▶ STORED ROWS:

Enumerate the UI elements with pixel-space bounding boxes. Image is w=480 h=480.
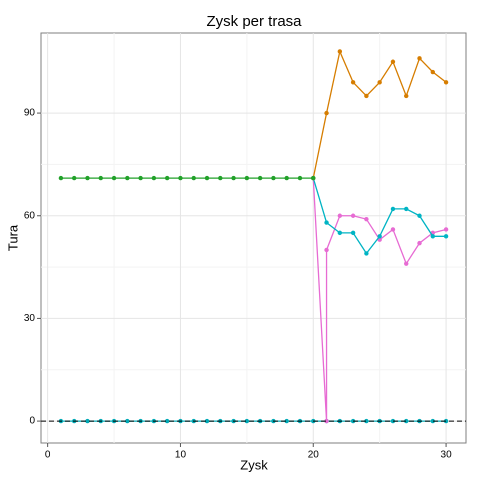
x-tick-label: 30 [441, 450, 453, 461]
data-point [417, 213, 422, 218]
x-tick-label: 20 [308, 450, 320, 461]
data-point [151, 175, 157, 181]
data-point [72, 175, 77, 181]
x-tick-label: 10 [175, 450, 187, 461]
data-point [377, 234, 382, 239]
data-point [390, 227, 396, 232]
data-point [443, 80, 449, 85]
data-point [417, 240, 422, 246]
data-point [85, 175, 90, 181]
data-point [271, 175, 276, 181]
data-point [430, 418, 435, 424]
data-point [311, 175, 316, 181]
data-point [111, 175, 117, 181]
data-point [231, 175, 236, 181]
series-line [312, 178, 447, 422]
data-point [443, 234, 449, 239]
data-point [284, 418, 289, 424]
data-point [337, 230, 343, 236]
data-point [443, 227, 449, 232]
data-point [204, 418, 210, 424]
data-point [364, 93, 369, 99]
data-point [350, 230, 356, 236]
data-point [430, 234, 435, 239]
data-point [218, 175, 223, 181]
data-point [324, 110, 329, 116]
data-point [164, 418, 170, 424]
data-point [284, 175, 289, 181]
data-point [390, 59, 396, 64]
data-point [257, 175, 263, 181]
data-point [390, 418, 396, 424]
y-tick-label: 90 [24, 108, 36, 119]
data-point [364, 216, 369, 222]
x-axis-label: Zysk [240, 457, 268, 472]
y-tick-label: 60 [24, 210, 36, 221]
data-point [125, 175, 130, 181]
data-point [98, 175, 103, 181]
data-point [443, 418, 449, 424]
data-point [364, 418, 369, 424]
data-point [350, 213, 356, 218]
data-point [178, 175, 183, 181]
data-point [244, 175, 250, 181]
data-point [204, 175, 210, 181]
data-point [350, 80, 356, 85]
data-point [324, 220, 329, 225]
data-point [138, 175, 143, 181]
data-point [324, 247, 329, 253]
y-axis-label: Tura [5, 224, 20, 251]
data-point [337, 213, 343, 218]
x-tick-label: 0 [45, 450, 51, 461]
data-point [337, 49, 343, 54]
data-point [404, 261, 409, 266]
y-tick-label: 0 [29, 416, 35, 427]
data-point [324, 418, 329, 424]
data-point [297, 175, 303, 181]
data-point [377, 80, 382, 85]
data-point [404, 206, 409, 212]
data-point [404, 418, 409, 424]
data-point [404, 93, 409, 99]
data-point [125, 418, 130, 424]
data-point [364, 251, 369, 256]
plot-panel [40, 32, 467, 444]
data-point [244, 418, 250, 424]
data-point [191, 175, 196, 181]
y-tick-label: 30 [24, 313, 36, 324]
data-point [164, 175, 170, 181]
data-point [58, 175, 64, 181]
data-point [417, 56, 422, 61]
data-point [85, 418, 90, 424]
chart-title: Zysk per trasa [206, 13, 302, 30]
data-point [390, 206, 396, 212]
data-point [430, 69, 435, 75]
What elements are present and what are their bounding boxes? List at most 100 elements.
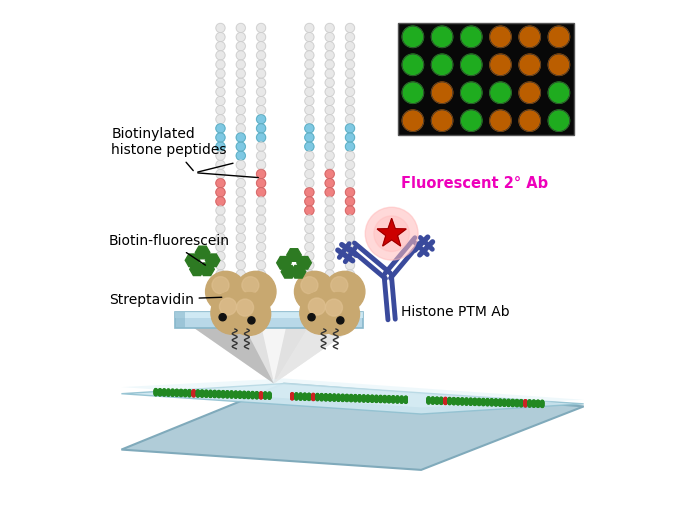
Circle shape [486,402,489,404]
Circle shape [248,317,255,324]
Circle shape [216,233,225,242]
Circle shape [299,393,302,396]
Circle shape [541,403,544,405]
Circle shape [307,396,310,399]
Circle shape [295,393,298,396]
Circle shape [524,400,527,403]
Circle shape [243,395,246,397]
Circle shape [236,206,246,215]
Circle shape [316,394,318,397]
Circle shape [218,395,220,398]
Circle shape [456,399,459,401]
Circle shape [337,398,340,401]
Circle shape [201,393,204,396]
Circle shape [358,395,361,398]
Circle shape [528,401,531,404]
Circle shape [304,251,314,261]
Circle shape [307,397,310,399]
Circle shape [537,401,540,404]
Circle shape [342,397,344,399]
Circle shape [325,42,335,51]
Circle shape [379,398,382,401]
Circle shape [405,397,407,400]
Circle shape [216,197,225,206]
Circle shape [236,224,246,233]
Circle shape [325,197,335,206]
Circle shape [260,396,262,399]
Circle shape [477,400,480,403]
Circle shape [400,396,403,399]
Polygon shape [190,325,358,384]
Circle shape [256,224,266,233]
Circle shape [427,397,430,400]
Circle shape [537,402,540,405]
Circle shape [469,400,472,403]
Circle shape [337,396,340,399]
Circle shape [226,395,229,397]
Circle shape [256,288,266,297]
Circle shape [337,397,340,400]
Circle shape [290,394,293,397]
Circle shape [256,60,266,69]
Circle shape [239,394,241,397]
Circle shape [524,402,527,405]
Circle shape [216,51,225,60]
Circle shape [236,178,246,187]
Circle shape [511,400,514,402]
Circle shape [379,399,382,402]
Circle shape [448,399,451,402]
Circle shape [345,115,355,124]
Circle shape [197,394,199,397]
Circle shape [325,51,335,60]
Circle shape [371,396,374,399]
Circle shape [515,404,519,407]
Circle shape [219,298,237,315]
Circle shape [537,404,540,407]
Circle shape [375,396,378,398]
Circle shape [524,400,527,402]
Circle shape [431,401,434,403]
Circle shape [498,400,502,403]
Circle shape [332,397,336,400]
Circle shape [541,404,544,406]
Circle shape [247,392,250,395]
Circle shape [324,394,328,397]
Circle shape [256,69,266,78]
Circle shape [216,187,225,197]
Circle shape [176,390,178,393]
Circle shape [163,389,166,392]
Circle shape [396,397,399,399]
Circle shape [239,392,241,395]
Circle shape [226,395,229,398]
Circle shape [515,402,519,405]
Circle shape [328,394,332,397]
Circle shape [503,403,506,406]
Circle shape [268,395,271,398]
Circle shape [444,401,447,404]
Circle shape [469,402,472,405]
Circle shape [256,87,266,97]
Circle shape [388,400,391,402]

▶ WHAT YOU WILL DO: Copy out the rows word for word, beginning at the line that has "x-tick-label: 30 [441, 450, 453, 461]" and stopping after the line that has "y-tick-label: 30 [24, 313, 36, 324]".

▶ TASK OUTPUT:
x-tick-label: 30 [441, 450, 453, 461]
data-point [417, 213, 422, 218]
x-tick-label: 20 [308, 450, 320, 461]
data-point [151, 175, 157, 181]
data-point [72, 175, 77, 181]
x-tick-label: 10 [175, 450, 187, 461]
data-point [377, 234, 382, 239]
data-point [390, 227, 396, 232]
data-point [443, 80, 449, 85]
data-point [417, 240, 422, 246]
data-point [85, 175, 90, 181]
data-point [271, 175, 276, 181]
data-point [430, 418, 435, 424]
data-point [311, 175, 316, 181]
data-point [111, 175, 117, 181]
data-point [231, 175, 236, 181]
series-line [312, 178, 447, 422]
data-point [443, 234, 449, 239]
data-point [284, 418, 289, 424]
data-point [337, 230, 343, 236]
data-point [443, 227, 449, 232]
data-point [204, 418, 210, 424]
data-point [364, 93, 369, 99]
data-point [350, 230, 356, 236]
data-point [430, 234, 435, 239]
data-point [218, 175, 223, 181]
data-point [324, 110, 329, 116]
data-point [164, 418, 170, 424]
data-point [284, 175, 289, 181]
data-point [390, 59, 396, 64]
data-point [257, 175, 263, 181]
data-point [390, 418, 396, 424]
y-tick-label: 90 [24, 108, 36, 119]
data-point [364, 216, 369, 222]
x-axis-label: Zysk [240, 457, 268, 472]
y-tick-label: 60 [24, 210, 36, 221]
data-point [125, 175, 130, 181]
data-point [98, 175, 103, 181]
data-point [443, 418, 449, 424]
data-point [364, 418, 369, 424]
data-point [350, 213, 356, 218]
data-point [178, 175, 183, 181]
data-point [244, 175, 250, 181]
data-point [204, 175, 210, 181]
data-point [350, 80, 356, 85]
data-point [324, 220, 329, 225]
data-point [138, 175, 143, 181]
data-point [324, 247, 329, 253]
y-axis-label: Tura [5, 224, 20, 251]
data-point [337, 213, 343, 218]
x-tick-label: 0 [45, 450, 51, 461]
data-point [337, 49, 343, 54]
data-point [404, 261, 409, 266]
y-tick-label: 0 [29, 416, 35, 427]
data-point [324, 418, 329, 424]
data-point [297, 175, 303, 181]
data-point [377, 80, 382, 85]
data-point [404, 206, 409, 212]
data-point [404, 418, 409, 424]
data-point [404, 93, 409, 99]
data-point [125, 418, 130, 424]
data-point [364, 251, 369, 256]
plot-panel [40, 32, 467, 444]
data-point [244, 418, 250, 424]
data-point [191, 175, 196, 181]
y-tick-label: 30 [24, 313, 36, 324]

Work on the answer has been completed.